-- PROBLEM --
Determine the number of lines that contain the word "оклада", then state that number and nothing more.

----- RECORD EXTRACTS

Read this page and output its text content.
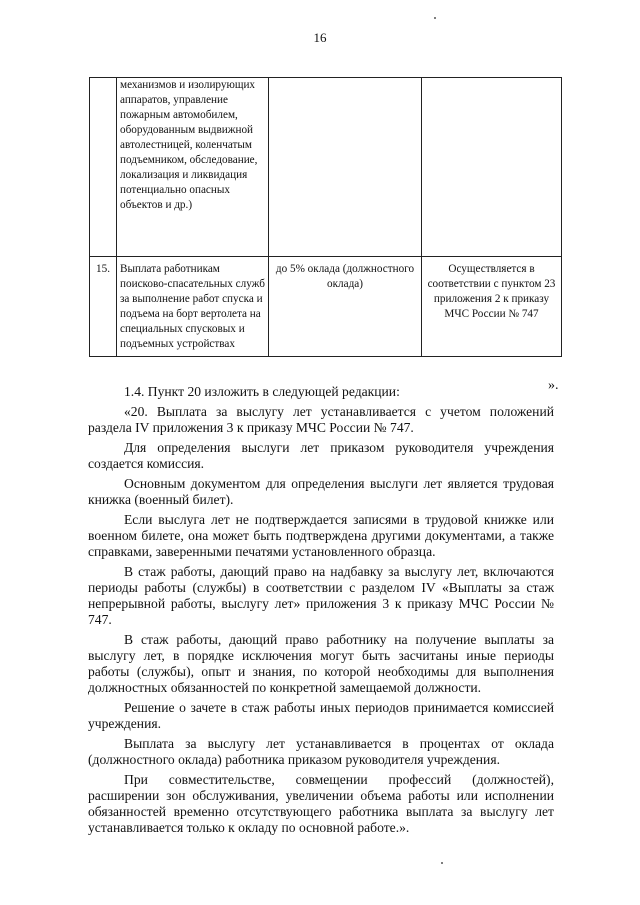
16
	механизмов и изолирующих аппаратов, управление пожарным автомобилем, оборудованным выдвижной автолестницей, коленчатым подъемником, обследование, локализация и ликвидация потенциально опасных объектов и др.)		
15.	Выплата работникам поисково-спасательных служб за выполнение работ спуска и подъема на борт вертолета на специальных спусковых и подъемных устройствах	до 5% оклада (должностного оклада)	Осуществляется в соответствии с пунктом 23 приложения 2 к приказу МЧС России № 747
».

1.4. Пункт 20 изложить в следующей редакции:

«20. Выплата за выслугу лет устанавливается с учетом положений раздела IV приложения 3 к приказу МЧС России № 747.

Для определения выслуги лет приказом руководителя учреждения создается комиссия.

Основным документом для определения выслуги лет является трудовая книжка (военный билет).

Если выслуга лет не подтверждается записями в трудовой книжке или военном билете, она может быть подтверждена другими документами, а также справками, заверенными печатями установленного образца.

В стаж работы, дающий право на надбавку за выслугу лет, включаются периоды работы (службы) в соответствии с разделом IV «Выплаты за стаж непрерывной работы, выслугу лет» приложения 3 к приказу МЧС России № 747.

В стаж работы, дающий право работнику на получение выплаты за выслугу лет, в порядке исключения могут быть засчитаны иные периоды работы (службы), опыт и знания, по которой необходимы для выполнения должностных обязанностей по конкретной замещаемой должности.

Решение о зачете в стаж работы иных периодов принимается комиссией учреждения.

Выплата за выслугу лет устанавливается в процентах от оклада (должностного оклада) работника приказом руководителя учреждения.

При совместительстве, совмещении профессий (должностей), расширении зон обслуживания, увеличении объема работы или исполнении обязанностей временно отсутствующего работника выплата за выслугу лет устанавливается только к окладу по основной работе.».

----------

-- SOLVED PROBLEM --
2